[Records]
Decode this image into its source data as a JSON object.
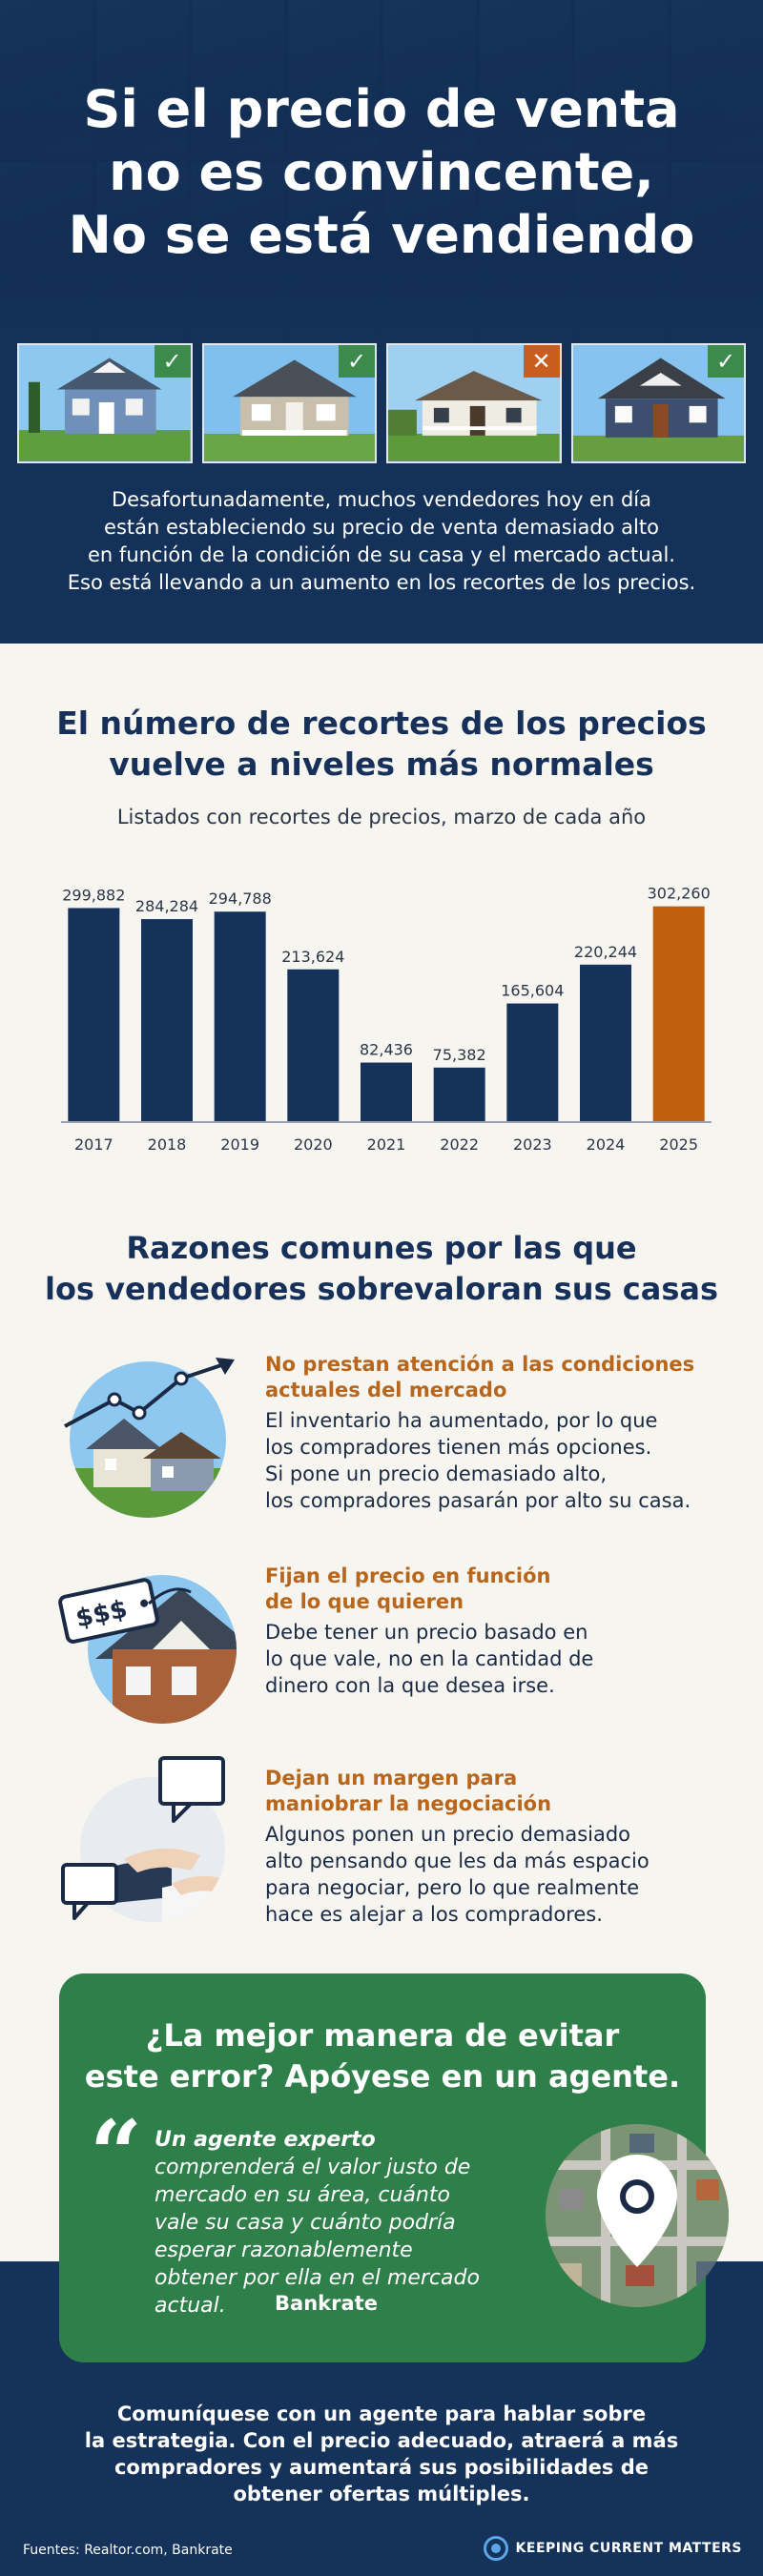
{
  "hero": {
    "title_lines": [
      "Si el precio de venta",
      "no es convincente,",
      "No se está vendiendo"
    ],
    "houses": [
      {
        "status": "check",
        "badge": "✓"
      },
      {
        "status": "check",
        "badge": "✓"
      },
      {
        "status": "cross",
        "badge": "✕"
      },
      {
        "status": "check",
        "badge": "✓"
      }
    ],
    "description_lines": [
      "Desafortunadamente, muchos vendedores hoy en día",
      "están estableciendo su precio de venta demasiado alto",
      "en función de la condición de su casa y el mercado actual.",
      "Eso está llevando a un aumento en los recortes de los precios."
    ]
  },
  "chart_section": {
    "title_lines": [
      "El número de recortes de los precios",
      "vuelve a niveles más normales"
    ],
    "subtitle": "Listados con recortes de precios, marzo de cada año"
  },
  "chart_data": {
    "type": "bar",
    "title": "El número de recortes de los precios vuelve a niveles más normales",
    "subtitle": "Listados con recortes de precios, marzo de cada año",
    "categories": [
      "2017",
      "2018",
      "2019",
      "2020",
      "2021",
      "2022",
      "2023",
      "2024",
      "2025"
    ],
    "values": [
      299882,
      284284,
      294788,
      213624,
      82436,
      75382,
      165604,
      220244,
      302260
    ],
    "value_labels": [
      "299,882",
      "284,284",
      "294,788",
      "213,624",
      "82,436",
      "75,382",
      "165,604",
      "220,244",
      "302,260"
    ],
    "highlight_index": 8,
    "ylim": [
      0,
      330000
    ],
    "grid": false,
    "colors": {
      "default": "#14325a",
      "highlight": "#c0600f"
    }
  },
  "reasons": {
    "title_lines": [
      "Razones comunes por las que",
      "los vendedores sobrevaloran sus casas"
    ],
    "items": [
      {
        "icon": "trending-houses-icon",
        "heading_lines": [
          "No prestan atención a las condiciones",
          "actuales del mercado"
        ],
        "body_lines": [
          "El inventario ha aumentado, por lo que",
          "los compradores tienen más opciones.",
          "Si pone un precio demasiado alto,",
          "los compradores pasarán por alto su casa."
        ]
      },
      {
        "icon": "price-tag-house-icon",
        "tag_text": "$$$",
        "heading_lines": [
          "Fijan el precio en función",
          "de lo que quieren"
        ],
        "body_lines": [
          "Debe tener un precio basado en",
          "lo que vale, no en la cantidad de",
          "dinero con la que desea irse."
        ]
      },
      {
        "icon": "negotiation-icon",
        "heading_lines": [
          "Dejan un margen para",
          "maniobrar la negociación"
        ],
        "body_lines": [
          "Algunos ponen un precio demasiado",
          "alto pensando que les da más espacio",
          "para negociar, pero lo que realmente",
          "hace es alejar a los compradores."
        ]
      }
    ]
  },
  "callout": {
    "title_lines": [
      "¿La mejor manera de evitar",
      "este error? Apóyese en un agente."
    ],
    "quote_mark": "“",
    "quote_bold": "Un agente experto",
    "quote_rest": " comprenderá el valor justo de mercado en su área, cuánto vale su casa y cuánto podría esperar razonablemente obtener por ella en el mercado actual.",
    "source": "Bankrate"
  },
  "footer": {
    "cta_lines": [
      "Comuníquese con un agente para hablar sobre",
      "la estrategia. Con el precio adecuado, atraerá a más",
      "compradores y aumentará sus posibilidades de",
      "obtener ofertas múltiples."
    ],
    "sources": "Fuentes: Realtor.com, Bankrate",
    "logo_text": "KEEPING CURRENT MATTERS"
  }
}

§ What to produce
Each record above should be copied character for character, with pictures dropped.

§ Written answer
Decode this image into its source data as a JSON object.
{
  "hero": {
    "title_lines": [
      "Si el precio de venta",
      "no es convincente,",
      "No se está vendiendo"
    ],
    "houses": [
      {
        "status": "check",
        "badge": "✓"
      },
      {
        "status": "check",
        "badge": "✓"
      },
      {
        "status": "cross",
        "badge": "✕"
      },
      {
        "status": "check",
        "badge": "✓"
      }
    ],
    "description_lines": [
      "Desafortunadamente, muchos vendedores hoy en día",
      "están estableciendo su precio de venta demasiado alto",
      "en función de la condición de su casa y el mercado actual.",
      "Eso está llevando a un aumento en los recortes de los precios."
    ]
  },
  "chart_section": {
    "title_lines": [
      "El número de recortes de los precios",
      "vuelve a niveles más normales"
    ],
    "subtitle": "Listados con recortes de precios, marzo de cada año"
  },
  "chart_data": {
    "type": "bar",
    "title": "El número de recortes de los precios vuelve a niveles más normales",
    "subtitle": "Listados con recortes de precios, marzo de cada año",
    "categories": [
      "2017",
      "2018",
      "2019",
      "2020",
      "2021",
      "2022",
      "2023",
      "2024",
      "2025"
    ],
    "values": [
      299882,
      284284,
      294788,
      213624,
      82436,
      75382,
      165604,
      220244,
      302260
    ],
    "value_labels": [
      "299,882",
      "284,284",
      "294,788",
      "213,624",
      "82,436",
      "75,382",
      "165,604",
      "220,244",
      "302,260"
    ],
    "highlight_index": 8,
    "ylim": [
      0,
      330000
    ],
    "grid": false,
    "colors": {
      "default": "#14325a",
      "highlight": "#c0600f"
    }
  },
  "reasons": {
    "title_lines": [
      "Razones comunes por las que",
      "los vendedores sobrevaloran sus casas"
    ],
    "items": [
      {
        "icon": "trending-houses-icon",
        "heading_lines": [
          "No prestan atención a las condiciones",
          "actuales del mercado"
        ],
        "body_lines": [
          "El inventario ha aumentado, por lo que",
          "los compradores tienen más opciones.",
          "Si pone un precio demasiado alto,",
          "los compradores pasarán por alto su casa."
        ]
      },
      {
        "icon": "price-tag-house-icon",
        "tag_text": "$$$",
        "heading_lines": [
          "Fijan el precio en función",
          "de lo que quieren"
        ],
        "body_lines": [
          "Debe tener un precio basado en",
          "lo que vale, no en la cantidad de",
          "dinero con la que desea irse."
        ]
      },
      {
        "icon": "negotiation-icon",
        "heading_lines": [
          "Dejan un margen para",
          "maniobrar la negociación"
        ],
        "body_lines": [
          "Algunos ponen un precio demasiado",
          "alto pensando que les da más espacio",
          "para negociar, pero lo que realmente",
          "hace es alejar a los compradores."
        ]
      }
    ]
  },
  "callout": {
    "title_lines": [
      "¿La mejor manera de evitar",
      "este error? Apóyese en un agente."
    ],
    "quote_mark": "“",
    "quote_bold": "Un agente experto",
    "quote_rest": " comprenderá el valor justo de mercado en su área, cuánto vale su casa y cuánto podría esperar razonablemente obtener por ella en el mercado actual.",
    "source": "Bankrate"
  },
  "footer": {
    "cta_lines": [
      "Comuníquese con un agente para hablar sobre",
      "la estrategia. Con el precio adecuado, atraerá a más",
      "compradores y aumentará sus posibilidades de",
      "obtener ofertas múltiples."
    ],
    "sources": "Fuentes: Realtor.com, Bankrate",
    "logo_text": "KEEPING CURRENT MATTERS"
  }
}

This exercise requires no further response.